§ WORK TO BE COMPLETED: In the entries below, find every line holding the string "screenshot" and collect it.

§ ROWS:
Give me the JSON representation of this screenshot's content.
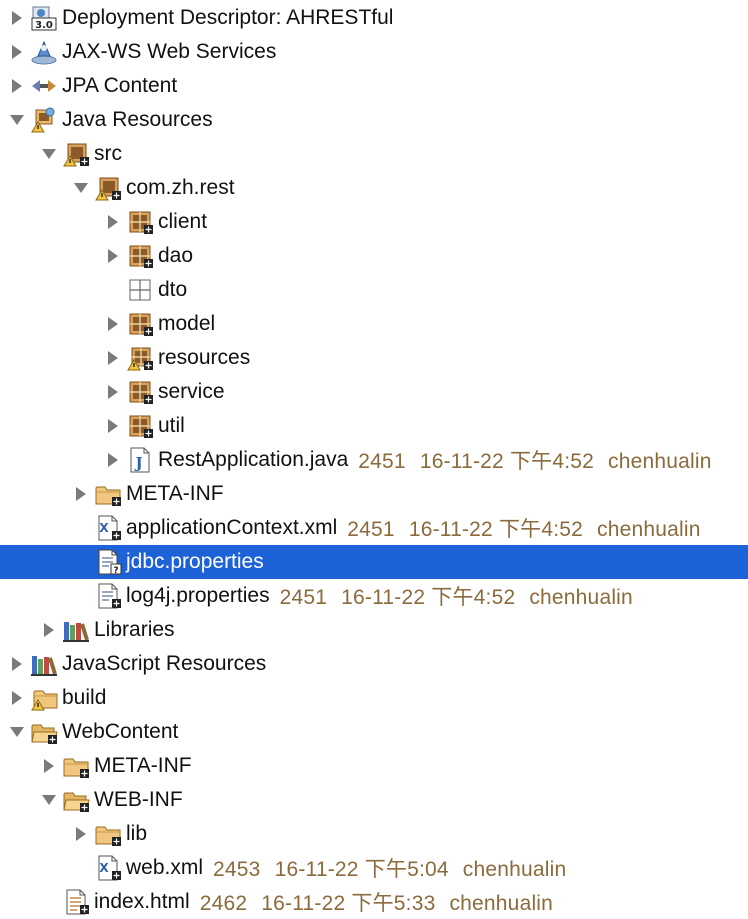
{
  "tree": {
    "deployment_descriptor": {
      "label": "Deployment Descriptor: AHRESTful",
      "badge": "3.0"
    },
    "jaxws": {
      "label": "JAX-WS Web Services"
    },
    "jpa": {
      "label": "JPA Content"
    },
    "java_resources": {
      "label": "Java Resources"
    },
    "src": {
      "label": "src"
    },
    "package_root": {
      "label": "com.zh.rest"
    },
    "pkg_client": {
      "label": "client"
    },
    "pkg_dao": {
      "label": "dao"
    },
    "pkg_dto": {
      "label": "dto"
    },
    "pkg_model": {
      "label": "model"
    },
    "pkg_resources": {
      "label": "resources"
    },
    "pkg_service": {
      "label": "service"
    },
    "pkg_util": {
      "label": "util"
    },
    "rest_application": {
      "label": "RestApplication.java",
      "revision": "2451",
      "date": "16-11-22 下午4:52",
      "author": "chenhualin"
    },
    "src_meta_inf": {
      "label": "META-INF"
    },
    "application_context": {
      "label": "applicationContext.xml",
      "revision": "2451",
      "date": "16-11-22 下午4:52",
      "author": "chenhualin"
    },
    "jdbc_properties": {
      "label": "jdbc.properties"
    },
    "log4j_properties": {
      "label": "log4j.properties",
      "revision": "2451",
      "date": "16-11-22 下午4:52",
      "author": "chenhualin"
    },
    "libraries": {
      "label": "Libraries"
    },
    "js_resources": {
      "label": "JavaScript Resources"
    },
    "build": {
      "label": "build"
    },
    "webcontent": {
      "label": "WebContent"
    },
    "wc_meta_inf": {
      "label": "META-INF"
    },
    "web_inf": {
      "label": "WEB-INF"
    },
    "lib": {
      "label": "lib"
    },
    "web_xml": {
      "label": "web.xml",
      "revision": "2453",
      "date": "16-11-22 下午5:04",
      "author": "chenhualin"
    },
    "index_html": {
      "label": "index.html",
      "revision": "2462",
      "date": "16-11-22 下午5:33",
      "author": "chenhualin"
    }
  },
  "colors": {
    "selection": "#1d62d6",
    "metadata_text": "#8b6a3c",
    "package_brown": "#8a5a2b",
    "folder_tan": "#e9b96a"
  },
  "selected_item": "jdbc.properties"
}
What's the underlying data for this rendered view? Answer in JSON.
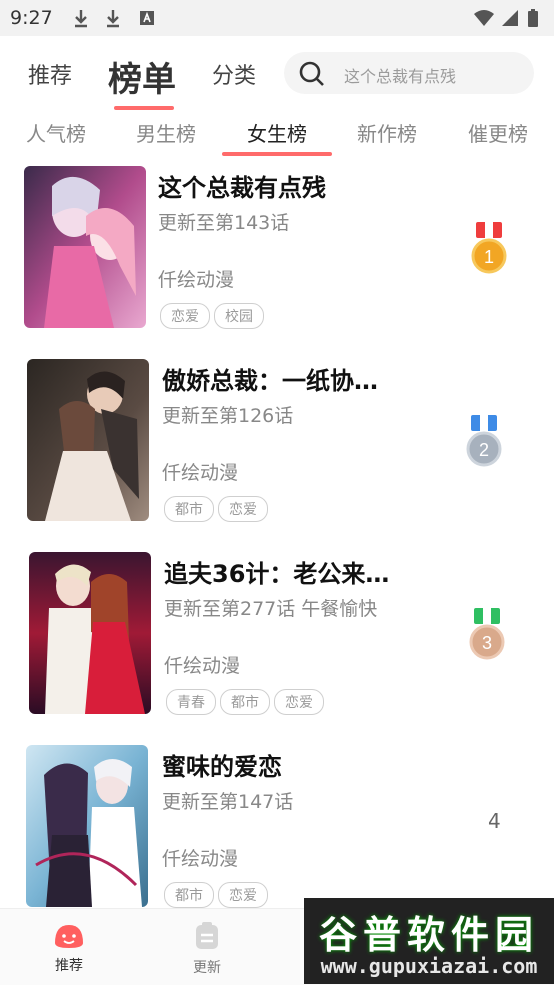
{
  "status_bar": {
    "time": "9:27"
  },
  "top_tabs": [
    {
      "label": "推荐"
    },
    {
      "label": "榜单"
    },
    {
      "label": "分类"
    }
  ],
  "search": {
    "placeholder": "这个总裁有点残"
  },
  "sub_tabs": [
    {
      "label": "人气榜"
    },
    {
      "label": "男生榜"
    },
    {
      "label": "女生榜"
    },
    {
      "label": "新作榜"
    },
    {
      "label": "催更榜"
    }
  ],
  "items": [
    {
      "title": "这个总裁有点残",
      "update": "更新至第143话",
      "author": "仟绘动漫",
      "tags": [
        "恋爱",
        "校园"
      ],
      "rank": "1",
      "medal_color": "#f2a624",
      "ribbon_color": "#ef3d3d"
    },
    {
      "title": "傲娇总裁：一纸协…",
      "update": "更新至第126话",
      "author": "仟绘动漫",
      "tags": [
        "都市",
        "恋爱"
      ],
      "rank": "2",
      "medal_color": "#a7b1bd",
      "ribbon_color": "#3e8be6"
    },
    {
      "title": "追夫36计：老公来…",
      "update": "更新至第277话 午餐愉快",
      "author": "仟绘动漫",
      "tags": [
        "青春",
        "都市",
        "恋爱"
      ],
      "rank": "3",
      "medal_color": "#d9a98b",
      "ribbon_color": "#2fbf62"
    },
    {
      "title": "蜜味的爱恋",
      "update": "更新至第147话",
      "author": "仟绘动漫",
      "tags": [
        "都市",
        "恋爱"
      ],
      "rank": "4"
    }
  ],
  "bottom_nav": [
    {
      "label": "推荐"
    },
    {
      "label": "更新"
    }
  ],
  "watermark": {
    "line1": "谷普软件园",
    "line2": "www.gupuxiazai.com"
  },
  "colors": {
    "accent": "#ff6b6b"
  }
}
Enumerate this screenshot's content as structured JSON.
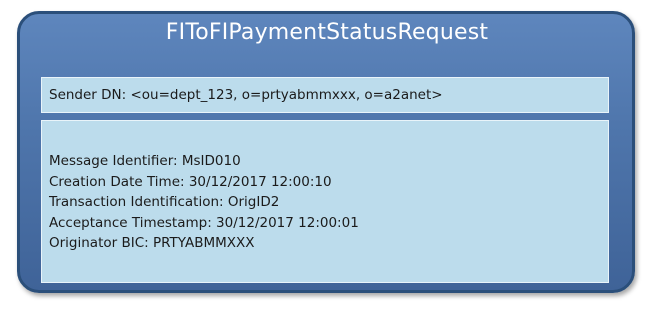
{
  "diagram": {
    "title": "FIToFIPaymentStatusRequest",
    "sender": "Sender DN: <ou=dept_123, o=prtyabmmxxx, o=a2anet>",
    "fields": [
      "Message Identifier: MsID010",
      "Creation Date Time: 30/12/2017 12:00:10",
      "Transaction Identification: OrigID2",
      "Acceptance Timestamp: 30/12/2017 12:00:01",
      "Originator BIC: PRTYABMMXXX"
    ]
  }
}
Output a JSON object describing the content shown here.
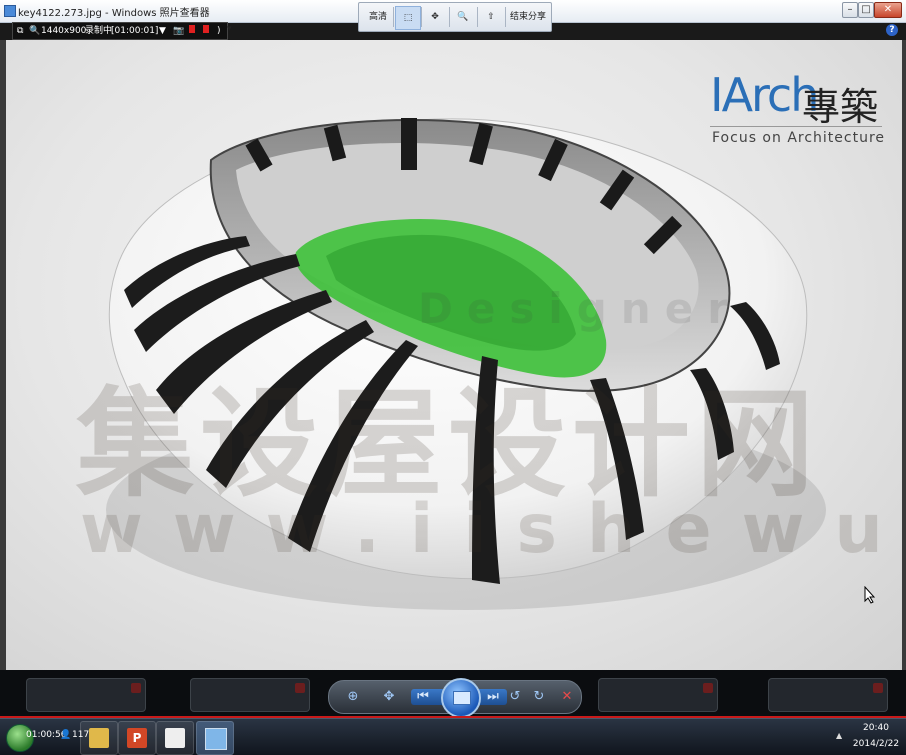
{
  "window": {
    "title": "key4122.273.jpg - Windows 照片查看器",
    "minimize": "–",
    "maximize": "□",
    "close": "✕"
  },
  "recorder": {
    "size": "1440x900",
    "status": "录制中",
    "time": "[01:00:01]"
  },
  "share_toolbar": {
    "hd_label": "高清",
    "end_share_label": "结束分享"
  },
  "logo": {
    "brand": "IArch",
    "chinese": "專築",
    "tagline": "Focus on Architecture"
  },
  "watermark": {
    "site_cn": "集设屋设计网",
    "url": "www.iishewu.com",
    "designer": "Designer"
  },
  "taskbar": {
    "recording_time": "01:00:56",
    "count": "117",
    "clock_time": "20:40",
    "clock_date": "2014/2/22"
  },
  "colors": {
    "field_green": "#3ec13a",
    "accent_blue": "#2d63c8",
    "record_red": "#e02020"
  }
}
--
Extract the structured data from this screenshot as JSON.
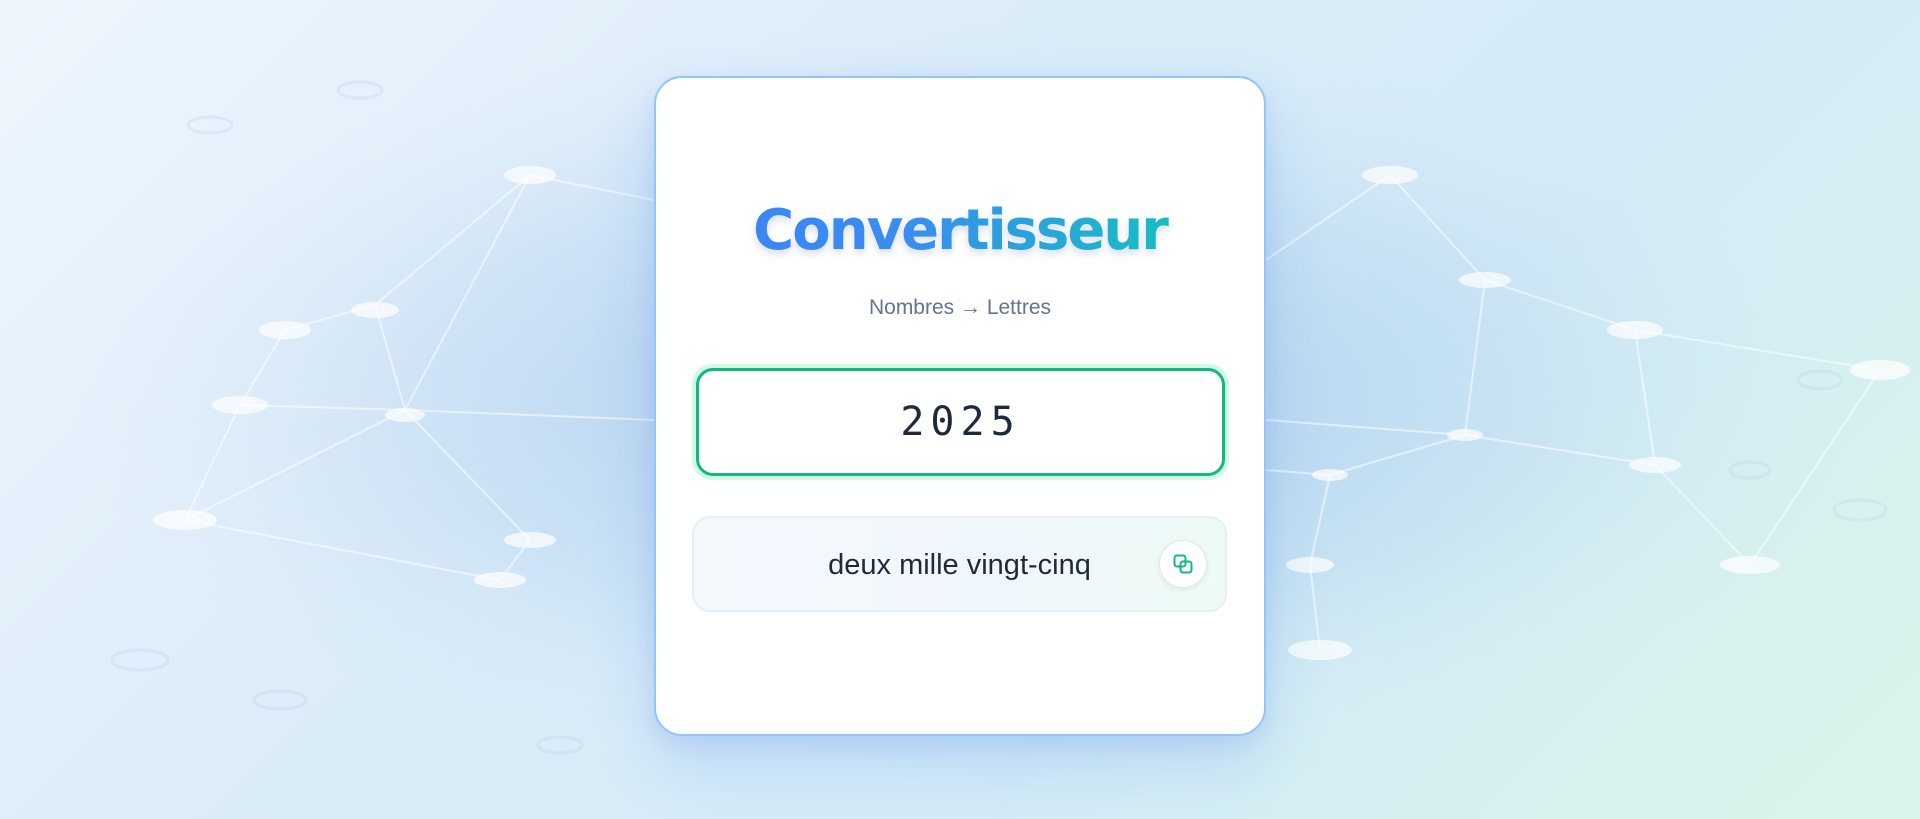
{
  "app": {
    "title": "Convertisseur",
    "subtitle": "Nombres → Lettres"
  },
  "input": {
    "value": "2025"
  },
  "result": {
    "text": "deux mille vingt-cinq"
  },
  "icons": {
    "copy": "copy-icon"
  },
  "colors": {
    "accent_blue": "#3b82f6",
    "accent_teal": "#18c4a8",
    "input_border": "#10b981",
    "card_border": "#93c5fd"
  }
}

§ RESULT OF THE EXERCISE:
Give me the JSON representation of this screenshot's content.
Enumerate this screenshot's content as structured JSON.
Extract the structured data from this screenshot as JSON.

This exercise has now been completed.